GIVEN DATA:
+ + +

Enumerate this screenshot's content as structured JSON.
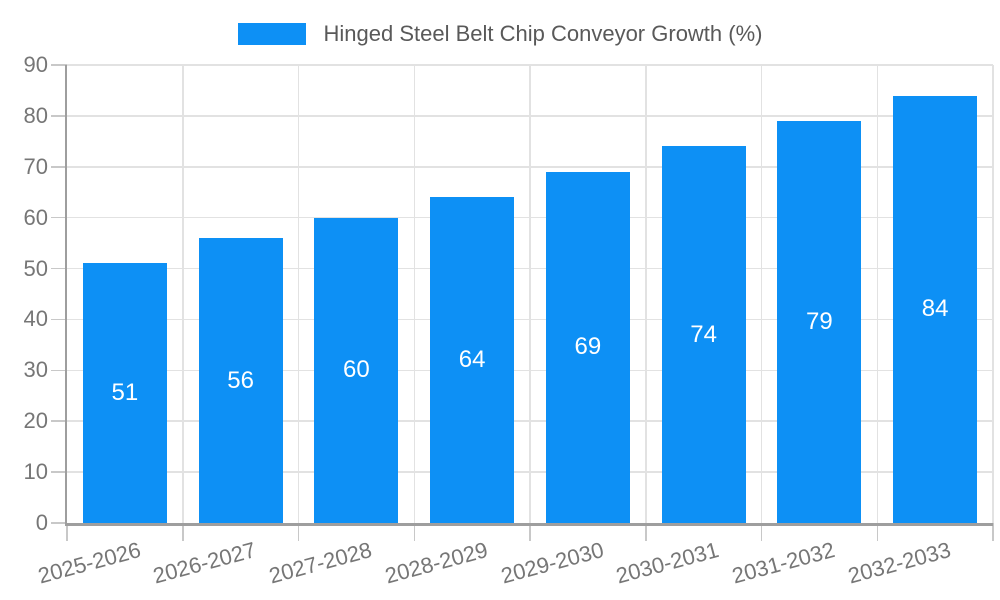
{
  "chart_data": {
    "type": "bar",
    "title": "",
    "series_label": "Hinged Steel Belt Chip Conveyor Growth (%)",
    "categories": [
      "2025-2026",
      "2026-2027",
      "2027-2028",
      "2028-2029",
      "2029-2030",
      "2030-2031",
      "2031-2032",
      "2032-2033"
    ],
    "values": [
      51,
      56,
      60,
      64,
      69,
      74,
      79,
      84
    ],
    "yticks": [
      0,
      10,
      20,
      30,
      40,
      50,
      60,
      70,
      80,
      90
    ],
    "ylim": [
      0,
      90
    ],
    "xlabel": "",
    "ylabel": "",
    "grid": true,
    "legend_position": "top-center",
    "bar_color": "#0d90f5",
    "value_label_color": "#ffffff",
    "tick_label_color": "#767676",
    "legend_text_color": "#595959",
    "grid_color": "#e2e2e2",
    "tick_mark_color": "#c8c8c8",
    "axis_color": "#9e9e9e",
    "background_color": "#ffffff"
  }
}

+ + +

TASK DESCRIPTION:
Take the listing above and restate it word for word, without its pictures.

SOLUTION:
Enumerate this screenshot's content as structured JSON.
{
  "chart_data": {
    "type": "bar",
    "title": "",
    "series_label": "Hinged Steel Belt Chip Conveyor Growth (%)",
    "categories": [
      "2025-2026",
      "2026-2027",
      "2027-2028",
      "2028-2029",
      "2029-2030",
      "2030-2031",
      "2031-2032",
      "2032-2033"
    ],
    "values": [
      51,
      56,
      60,
      64,
      69,
      74,
      79,
      84
    ],
    "yticks": [
      0,
      10,
      20,
      30,
      40,
      50,
      60,
      70,
      80,
      90
    ],
    "ylim": [
      0,
      90
    ],
    "xlabel": "",
    "ylabel": "",
    "grid": true,
    "legend_position": "top-center",
    "bar_color": "#0d90f5",
    "value_label_color": "#ffffff",
    "tick_label_color": "#767676",
    "legend_text_color": "#595959",
    "grid_color": "#e2e2e2",
    "tick_mark_color": "#c8c8c8",
    "axis_color": "#9e9e9e",
    "background_color": "#ffffff"
  }
}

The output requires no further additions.